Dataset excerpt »
....................

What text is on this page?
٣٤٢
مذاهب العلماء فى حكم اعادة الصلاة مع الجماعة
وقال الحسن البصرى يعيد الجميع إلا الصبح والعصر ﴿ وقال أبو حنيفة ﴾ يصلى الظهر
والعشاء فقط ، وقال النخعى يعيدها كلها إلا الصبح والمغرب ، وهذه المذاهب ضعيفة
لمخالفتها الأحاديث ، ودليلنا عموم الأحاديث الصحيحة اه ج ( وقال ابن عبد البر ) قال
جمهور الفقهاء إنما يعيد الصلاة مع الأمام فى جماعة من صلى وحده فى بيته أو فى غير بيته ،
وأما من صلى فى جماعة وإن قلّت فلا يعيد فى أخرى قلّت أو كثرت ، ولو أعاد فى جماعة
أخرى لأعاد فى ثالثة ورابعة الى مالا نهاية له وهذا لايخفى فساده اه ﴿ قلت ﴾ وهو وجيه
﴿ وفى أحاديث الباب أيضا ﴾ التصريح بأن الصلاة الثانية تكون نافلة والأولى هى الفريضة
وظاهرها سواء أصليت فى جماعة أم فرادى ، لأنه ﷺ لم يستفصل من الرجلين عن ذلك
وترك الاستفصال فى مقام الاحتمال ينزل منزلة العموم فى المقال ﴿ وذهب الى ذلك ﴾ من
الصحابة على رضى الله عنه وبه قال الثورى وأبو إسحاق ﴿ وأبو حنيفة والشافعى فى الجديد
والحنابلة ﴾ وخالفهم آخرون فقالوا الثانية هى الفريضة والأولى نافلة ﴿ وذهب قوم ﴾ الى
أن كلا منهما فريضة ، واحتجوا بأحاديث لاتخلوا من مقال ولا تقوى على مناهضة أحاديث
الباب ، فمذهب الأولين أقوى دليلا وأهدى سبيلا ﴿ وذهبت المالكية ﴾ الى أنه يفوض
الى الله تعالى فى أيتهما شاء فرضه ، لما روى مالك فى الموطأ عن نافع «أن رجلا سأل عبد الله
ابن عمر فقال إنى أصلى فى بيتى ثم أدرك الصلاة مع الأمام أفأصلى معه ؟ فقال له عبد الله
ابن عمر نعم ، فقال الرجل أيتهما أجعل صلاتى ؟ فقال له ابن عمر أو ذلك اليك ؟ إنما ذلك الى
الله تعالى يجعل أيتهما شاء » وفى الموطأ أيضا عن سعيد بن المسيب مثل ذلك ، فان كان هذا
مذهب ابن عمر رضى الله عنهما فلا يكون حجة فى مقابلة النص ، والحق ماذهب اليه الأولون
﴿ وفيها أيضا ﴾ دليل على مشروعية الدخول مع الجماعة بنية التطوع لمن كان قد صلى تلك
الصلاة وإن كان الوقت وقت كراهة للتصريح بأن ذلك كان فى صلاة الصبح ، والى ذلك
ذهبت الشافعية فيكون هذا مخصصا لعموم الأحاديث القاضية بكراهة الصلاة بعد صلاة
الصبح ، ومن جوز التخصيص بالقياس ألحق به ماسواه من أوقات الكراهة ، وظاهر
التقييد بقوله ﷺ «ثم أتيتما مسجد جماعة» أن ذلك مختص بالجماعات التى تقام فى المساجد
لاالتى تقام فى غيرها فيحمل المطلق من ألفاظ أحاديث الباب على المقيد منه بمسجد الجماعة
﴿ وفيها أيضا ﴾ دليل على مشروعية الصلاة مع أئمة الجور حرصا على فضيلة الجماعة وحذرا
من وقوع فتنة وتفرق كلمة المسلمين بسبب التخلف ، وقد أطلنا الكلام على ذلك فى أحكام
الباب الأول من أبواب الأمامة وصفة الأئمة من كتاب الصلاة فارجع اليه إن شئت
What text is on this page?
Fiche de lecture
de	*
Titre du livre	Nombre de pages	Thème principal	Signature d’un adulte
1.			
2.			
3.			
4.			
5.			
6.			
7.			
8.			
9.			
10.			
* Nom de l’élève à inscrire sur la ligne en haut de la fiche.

....................

Of all the lines in the listing above, how many include "الجماعة"? Write only the number.

4